## Start
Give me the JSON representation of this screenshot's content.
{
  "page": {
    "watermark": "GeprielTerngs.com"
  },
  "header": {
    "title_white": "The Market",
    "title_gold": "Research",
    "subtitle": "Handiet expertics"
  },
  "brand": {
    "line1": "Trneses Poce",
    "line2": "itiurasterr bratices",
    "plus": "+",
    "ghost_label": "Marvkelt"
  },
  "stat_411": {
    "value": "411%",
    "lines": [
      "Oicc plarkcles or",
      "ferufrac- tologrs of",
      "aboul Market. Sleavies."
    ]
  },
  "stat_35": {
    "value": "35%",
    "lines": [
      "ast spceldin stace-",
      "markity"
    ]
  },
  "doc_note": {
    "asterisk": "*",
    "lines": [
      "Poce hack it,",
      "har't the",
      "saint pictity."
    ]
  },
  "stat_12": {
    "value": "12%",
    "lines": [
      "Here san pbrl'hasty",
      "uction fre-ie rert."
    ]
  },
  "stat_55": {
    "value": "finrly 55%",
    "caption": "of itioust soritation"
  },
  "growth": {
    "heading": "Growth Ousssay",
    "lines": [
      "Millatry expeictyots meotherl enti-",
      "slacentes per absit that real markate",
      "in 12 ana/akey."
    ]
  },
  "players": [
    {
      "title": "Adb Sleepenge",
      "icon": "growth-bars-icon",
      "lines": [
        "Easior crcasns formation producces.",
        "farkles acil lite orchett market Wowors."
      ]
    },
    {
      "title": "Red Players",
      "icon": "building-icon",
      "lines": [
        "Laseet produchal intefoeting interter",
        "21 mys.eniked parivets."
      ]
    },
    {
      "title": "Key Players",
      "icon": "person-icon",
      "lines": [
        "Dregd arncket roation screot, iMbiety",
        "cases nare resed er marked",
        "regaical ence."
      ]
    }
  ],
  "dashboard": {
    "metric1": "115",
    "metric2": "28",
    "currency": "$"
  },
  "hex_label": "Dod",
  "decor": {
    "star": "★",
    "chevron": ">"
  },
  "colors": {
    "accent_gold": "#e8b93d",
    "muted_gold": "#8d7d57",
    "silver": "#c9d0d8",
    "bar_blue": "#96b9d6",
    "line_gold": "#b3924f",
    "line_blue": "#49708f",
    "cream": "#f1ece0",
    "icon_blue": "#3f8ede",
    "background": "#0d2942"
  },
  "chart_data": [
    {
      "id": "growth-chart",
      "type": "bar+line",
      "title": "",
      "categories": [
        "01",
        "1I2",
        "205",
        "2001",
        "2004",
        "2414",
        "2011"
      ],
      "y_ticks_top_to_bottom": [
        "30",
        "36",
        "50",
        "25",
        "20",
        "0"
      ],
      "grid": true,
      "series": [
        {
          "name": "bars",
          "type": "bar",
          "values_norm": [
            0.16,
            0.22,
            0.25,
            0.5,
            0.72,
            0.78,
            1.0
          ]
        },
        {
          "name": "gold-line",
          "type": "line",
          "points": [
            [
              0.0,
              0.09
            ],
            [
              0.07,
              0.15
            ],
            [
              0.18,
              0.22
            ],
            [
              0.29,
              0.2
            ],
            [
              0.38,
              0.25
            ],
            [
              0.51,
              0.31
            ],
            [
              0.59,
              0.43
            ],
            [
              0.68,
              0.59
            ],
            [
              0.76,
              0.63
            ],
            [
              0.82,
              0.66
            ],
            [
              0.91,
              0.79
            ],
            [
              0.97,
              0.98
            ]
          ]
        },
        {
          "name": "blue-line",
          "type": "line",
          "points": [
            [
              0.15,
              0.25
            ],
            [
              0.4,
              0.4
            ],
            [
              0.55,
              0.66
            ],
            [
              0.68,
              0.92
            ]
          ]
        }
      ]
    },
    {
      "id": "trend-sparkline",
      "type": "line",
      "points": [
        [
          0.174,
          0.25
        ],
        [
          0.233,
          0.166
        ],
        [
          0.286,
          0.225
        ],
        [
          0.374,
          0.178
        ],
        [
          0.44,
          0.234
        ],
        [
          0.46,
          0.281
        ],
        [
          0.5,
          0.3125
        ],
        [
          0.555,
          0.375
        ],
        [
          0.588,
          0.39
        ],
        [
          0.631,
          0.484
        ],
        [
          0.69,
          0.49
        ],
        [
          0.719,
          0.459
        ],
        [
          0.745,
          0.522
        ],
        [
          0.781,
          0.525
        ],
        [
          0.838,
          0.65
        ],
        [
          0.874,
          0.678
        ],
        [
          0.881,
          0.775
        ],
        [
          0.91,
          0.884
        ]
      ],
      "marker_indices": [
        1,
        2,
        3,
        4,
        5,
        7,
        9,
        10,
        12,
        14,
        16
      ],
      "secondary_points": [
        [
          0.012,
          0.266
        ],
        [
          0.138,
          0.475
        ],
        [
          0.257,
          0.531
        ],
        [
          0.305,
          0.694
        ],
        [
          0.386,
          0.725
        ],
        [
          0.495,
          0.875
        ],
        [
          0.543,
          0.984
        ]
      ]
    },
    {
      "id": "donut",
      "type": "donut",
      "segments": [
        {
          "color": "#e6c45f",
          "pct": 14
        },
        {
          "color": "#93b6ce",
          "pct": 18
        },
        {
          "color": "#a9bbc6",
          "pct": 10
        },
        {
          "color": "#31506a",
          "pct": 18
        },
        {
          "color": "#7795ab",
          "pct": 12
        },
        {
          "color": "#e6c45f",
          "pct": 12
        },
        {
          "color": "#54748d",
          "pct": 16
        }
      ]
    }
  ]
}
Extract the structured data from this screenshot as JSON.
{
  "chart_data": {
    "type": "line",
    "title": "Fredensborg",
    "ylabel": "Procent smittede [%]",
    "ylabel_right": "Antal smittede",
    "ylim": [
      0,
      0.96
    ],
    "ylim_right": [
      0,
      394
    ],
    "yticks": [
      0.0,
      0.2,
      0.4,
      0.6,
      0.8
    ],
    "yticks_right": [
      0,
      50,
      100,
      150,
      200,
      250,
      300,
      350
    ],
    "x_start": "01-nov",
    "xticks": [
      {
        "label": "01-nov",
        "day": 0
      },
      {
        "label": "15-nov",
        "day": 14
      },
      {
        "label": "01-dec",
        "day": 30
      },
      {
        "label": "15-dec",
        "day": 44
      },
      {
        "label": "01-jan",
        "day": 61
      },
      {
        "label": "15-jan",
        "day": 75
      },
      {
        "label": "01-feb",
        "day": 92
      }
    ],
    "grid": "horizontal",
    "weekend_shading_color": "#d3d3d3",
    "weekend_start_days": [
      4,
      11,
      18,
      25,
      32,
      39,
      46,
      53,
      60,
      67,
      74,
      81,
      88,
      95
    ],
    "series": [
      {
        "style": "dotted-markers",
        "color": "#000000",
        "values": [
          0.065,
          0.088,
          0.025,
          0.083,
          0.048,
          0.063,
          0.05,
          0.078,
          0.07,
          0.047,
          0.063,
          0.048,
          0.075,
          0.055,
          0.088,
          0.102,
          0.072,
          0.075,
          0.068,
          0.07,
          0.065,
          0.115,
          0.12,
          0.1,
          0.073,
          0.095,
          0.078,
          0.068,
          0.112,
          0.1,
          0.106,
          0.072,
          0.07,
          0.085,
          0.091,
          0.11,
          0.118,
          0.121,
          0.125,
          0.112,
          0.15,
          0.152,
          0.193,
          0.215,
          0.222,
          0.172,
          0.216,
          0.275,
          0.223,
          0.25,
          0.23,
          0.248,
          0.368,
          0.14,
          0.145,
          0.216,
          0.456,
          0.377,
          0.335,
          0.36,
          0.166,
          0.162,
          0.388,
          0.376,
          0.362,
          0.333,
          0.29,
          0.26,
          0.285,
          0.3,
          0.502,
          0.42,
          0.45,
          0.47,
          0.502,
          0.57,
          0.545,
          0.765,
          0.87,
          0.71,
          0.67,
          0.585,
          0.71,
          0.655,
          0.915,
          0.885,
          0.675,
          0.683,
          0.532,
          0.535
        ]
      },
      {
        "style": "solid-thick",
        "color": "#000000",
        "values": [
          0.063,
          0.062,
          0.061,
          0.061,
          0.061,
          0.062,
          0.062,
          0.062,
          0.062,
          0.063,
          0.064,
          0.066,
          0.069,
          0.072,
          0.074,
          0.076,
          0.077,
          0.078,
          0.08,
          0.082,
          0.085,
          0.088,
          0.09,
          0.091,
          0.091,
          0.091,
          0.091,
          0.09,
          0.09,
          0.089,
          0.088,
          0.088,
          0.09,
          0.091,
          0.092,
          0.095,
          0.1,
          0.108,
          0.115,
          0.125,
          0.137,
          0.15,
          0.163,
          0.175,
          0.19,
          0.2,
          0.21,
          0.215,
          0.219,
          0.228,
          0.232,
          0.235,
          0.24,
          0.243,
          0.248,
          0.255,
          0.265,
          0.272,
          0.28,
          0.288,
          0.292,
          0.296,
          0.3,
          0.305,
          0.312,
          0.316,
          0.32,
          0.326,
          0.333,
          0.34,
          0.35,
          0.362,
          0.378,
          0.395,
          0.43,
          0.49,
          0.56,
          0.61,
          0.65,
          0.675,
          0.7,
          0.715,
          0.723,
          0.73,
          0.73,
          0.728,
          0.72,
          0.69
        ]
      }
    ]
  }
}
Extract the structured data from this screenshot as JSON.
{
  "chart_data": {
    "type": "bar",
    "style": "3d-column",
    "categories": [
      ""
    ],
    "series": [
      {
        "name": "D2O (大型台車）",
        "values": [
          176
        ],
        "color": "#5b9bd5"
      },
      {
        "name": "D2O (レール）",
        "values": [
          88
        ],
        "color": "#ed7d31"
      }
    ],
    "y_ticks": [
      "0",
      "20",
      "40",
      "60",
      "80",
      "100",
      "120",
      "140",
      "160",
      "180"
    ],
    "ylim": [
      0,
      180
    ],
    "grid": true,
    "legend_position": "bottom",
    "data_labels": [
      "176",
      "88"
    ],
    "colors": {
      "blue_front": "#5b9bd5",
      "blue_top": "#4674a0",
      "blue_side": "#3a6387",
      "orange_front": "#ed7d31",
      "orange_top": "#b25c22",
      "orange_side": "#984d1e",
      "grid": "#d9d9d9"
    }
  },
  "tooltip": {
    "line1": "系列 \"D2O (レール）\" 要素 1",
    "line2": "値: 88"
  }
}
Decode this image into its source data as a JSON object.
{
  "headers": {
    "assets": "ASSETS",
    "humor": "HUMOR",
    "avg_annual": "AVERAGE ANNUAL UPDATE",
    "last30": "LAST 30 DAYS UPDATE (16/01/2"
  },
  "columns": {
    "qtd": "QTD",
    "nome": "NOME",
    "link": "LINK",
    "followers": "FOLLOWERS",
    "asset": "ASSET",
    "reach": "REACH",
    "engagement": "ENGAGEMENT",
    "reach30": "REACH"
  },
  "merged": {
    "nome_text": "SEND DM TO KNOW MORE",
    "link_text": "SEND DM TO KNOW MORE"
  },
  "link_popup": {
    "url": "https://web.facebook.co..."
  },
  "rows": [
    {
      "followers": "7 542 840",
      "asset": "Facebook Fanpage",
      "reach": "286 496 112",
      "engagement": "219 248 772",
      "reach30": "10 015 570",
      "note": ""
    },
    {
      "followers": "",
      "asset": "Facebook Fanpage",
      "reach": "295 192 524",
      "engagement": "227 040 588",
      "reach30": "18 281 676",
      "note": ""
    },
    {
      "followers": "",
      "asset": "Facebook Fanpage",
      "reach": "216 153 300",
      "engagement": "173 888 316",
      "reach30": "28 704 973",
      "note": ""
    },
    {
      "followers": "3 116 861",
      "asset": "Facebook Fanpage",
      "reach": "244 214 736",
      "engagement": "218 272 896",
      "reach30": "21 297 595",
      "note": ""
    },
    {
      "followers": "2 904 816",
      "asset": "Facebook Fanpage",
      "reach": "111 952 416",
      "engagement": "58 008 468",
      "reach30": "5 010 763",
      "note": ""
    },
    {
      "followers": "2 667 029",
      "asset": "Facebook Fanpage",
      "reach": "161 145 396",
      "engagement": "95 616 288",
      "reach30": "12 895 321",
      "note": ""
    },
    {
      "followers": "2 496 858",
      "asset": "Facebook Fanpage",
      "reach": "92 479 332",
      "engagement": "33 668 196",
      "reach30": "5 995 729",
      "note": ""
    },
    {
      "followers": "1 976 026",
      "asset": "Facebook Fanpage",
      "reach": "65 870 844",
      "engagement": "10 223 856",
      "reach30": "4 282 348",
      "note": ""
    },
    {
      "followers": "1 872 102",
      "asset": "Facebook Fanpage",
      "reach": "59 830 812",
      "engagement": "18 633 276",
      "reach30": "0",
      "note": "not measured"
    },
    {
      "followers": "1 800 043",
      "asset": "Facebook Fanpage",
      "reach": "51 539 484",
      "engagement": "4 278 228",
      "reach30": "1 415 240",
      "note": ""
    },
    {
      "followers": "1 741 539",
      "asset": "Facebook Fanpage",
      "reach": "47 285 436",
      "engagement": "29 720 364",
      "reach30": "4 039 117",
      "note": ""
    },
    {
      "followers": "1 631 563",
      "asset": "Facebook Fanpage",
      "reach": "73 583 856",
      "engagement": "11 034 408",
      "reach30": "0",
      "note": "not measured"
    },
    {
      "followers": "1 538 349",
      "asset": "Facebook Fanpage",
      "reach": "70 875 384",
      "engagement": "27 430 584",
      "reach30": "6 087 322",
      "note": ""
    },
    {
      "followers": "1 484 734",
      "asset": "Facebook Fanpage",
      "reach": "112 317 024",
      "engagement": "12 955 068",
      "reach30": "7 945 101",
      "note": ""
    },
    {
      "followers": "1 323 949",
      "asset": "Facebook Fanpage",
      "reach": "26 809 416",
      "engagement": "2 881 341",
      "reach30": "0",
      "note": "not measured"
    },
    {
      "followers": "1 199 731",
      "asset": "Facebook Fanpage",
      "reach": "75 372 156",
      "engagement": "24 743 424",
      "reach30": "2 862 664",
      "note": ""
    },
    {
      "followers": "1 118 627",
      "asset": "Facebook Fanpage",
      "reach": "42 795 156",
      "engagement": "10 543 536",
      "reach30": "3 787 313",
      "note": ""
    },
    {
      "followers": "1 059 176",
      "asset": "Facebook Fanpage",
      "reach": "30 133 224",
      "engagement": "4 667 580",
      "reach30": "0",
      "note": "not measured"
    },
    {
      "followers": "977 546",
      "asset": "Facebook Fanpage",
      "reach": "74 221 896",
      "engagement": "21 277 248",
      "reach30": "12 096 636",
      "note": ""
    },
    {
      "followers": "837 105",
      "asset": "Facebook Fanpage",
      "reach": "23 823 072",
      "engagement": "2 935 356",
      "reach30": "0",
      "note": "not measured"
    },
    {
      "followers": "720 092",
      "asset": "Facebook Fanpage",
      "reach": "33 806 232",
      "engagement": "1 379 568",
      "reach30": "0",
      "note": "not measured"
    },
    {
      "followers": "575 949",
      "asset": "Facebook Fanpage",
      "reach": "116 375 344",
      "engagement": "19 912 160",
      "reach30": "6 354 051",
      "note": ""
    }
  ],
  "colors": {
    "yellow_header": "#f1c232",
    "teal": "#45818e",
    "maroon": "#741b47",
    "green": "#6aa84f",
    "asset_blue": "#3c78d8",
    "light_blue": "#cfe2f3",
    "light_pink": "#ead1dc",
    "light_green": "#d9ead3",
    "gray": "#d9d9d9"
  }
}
## End
[Short exercise]
Look through the records and gather each line with the word "KNOW".

[Exercise result]
    "nome_text": "SEND DM TO KNOW MORE",
    "link_text": "SEND DM TO KNOW MORE"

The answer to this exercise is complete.